-- Records to process --
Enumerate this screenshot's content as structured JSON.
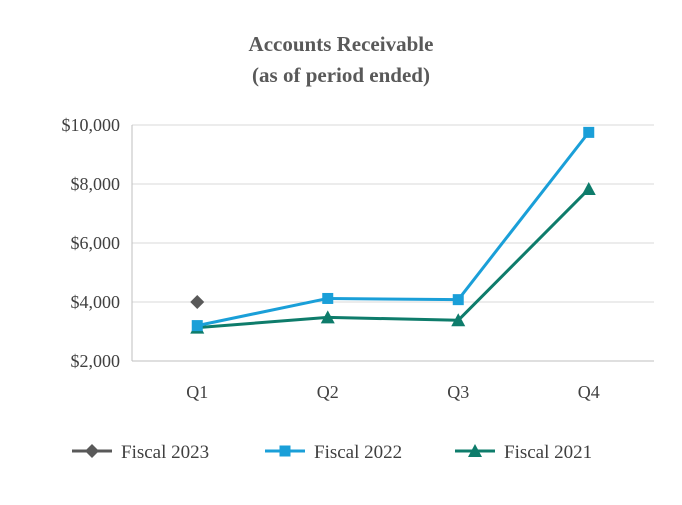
{
  "chart_data": {
    "type": "line",
    "title": "Accounts Receivable",
    "subtitle": "(as of period ended)",
    "categories": [
      "Q1",
      "Q2",
      "Q3",
      "Q4"
    ],
    "ylim": [
      2000,
      10000
    ],
    "yticks": [
      2000,
      4000,
      6000,
      8000,
      10000
    ],
    "ytick_labels": [
      "$2,000",
      "$4,000",
      "$6,000",
      "$8,000",
      "$10,000"
    ],
    "grid": true,
    "legend_position": "bottom",
    "series": [
      {
        "name": "Fiscal 2023",
        "values": [
          4000,
          null,
          null,
          null
        ],
        "color": "#595959",
        "marker": "diamond"
      },
      {
        "name": "Fiscal 2022",
        "values": [
          3200,
          4120,
          4080,
          9750
        ],
        "color": "#1a9fd8",
        "marker": "square"
      },
      {
        "name": "Fiscal 2021",
        "values": [
          3130,
          3480,
          3380,
          7830
        ],
        "color": "#0e7c6b",
        "marker": "triangle"
      }
    ]
  }
}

-- Goal --
Restate the data above word for word. Skip every picture.

-- Answer below --
Enumerate this screenshot's content as structured JSON.
{
  "chart_data": {
    "type": "line",
    "title": "Accounts Receivable",
    "subtitle": "(as of period ended)",
    "categories": [
      "Q1",
      "Q2",
      "Q3",
      "Q4"
    ],
    "ylim": [
      2000,
      10000
    ],
    "yticks": [
      2000,
      4000,
      6000,
      8000,
      10000
    ],
    "ytick_labels": [
      "$2,000",
      "$4,000",
      "$6,000",
      "$8,000",
      "$10,000"
    ],
    "grid": true,
    "legend_position": "bottom",
    "series": [
      {
        "name": "Fiscal 2023",
        "values": [
          4000,
          null,
          null,
          null
        ],
        "color": "#595959",
        "marker": "diamond"
      },
      {
        "name": "Fiscal 2022",
        "values": [
          3200,
          4120,
          4080,
          9750
        ],
        "color": "#1a9fd8",
        "marker": "square"
      },
      {
        "name": "Fiscal 2021",
        "values": [
          3130,
          3480,
          3380,
          7830
        ],
        "color": "#0e7c6b",
        "marker": "triangle"
      }
    ]
  }
}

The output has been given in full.